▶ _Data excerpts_
-------------------------

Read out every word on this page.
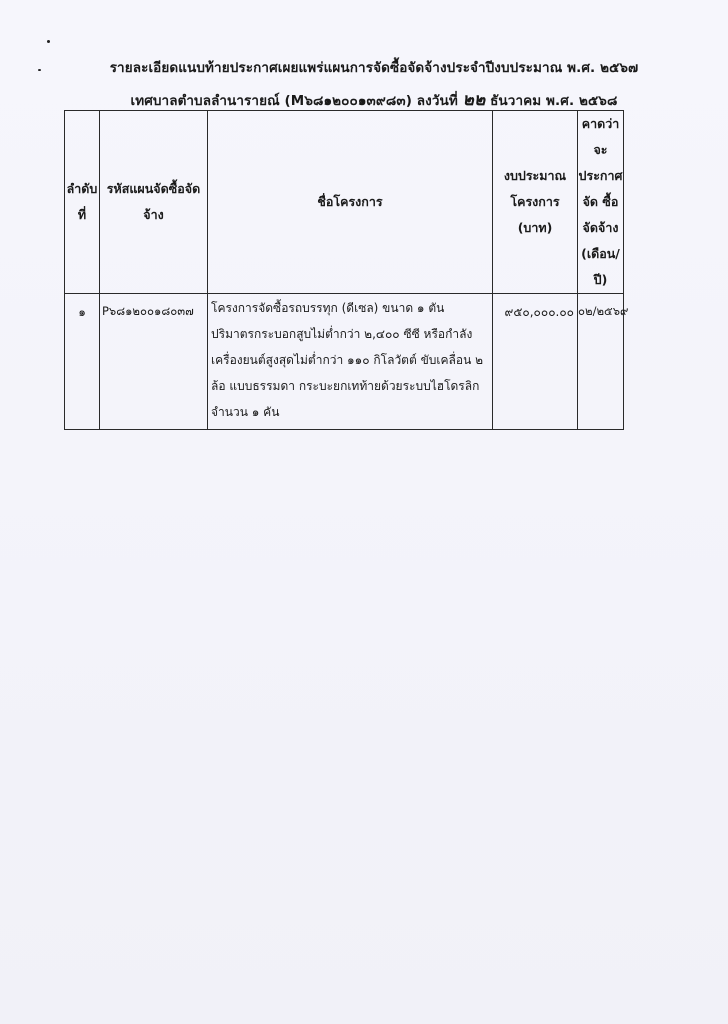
รายละเอียดแนบท้ายประกาศเผยแพร่แผนการจัดซื้อจัดจ้างประจำปีงบประมาณ พ.ศ. ๒๕๖๗
เทศบาลตำบลลำนารายณ์ (M๖๘๑๒๐๐๑๓๙๘๓) ลงวันที่ ๒๒ ธันวาคม พ.ศ. ๒๕๖๘
ลำดับ ที่	รหัสแผนจัดซื้อจัด จ้าง	ชื่อโครงการ	งบประมาณ โครงการ (บาท)	คาดว่าจะ ประกาศจัด ซื้อจัดจ้าง (เดือน/ปี)
๑	P๖๘๑๒๐๐๑๘๐๓๗	โครงการจัดซื้อรถบรรทุก (ดีเซล) ขนาด ๑ ตัน ปริมาตรกระบอกสูบไม่ต่ำกว่า ๒,๔๐๐ ซีซี หรือกำลังเครื่องยนต์สูงสุดไม่ต่ำกว่า ๑๑๐ กิโลวัตต์ ขับเคลื่อน ๒ ล้อ แบบธรรมดา กระบะยกเทท้ายด้วยระบบไฮโดรลิก จำนวน ๑ คัน	๙๕๐,๐๐๐.๐๐	๐๒/๒๕๖๙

-------------------------

Write out the full set of lines verbatim, without the pictures.

Read out every word on this page.
รายละเอียดแนบท้ายประกาศเผยแพร่แผนการจัดซื้อจัดจ้างประจำปีงบประมาณ พ.ศ. ๒๕๖๗
เทศบาลตำบลลำนารายณ์ (M๖๘๑๒๐๐๑๓๙๘๓) ลงวันที่ ๒๒ ธันวาคม พ.ศ. ๒๕๖๘
ลำดับ ที่	รหัสแผนจัดซื้อจัด จ้าง	ชื่อโครงการ	งบประมาณ โครงการ (บาท)	คาดว่าจะ ประกาศจัด ซื้อจัดจ้าง (เดือน/ปี)
๑	P๖๘๑๒๐๐๑๘๐๓๗	โครงการจัดซื้อรถบรรทุก (ดีเซล) ขนาด ๑ ตัน ปริมาตรกระบอกสูบไม่ต่ำกว่า ๒,๔๐๐ ซีซี หรือกำลังเครื่องยนต์สูงสุดไม่ต่ำกว่า ๑๑๐ กิโลวัตต์ ขับเคลื่อน ๒ ล้อ แบบธรรมดา กระบะยกเทท้ายด้วยระบบไฮโดรลิก จำนวน ๑ คัน	๙๕๐,๐๐๐.๐๐	๐๒/๒๕๖๙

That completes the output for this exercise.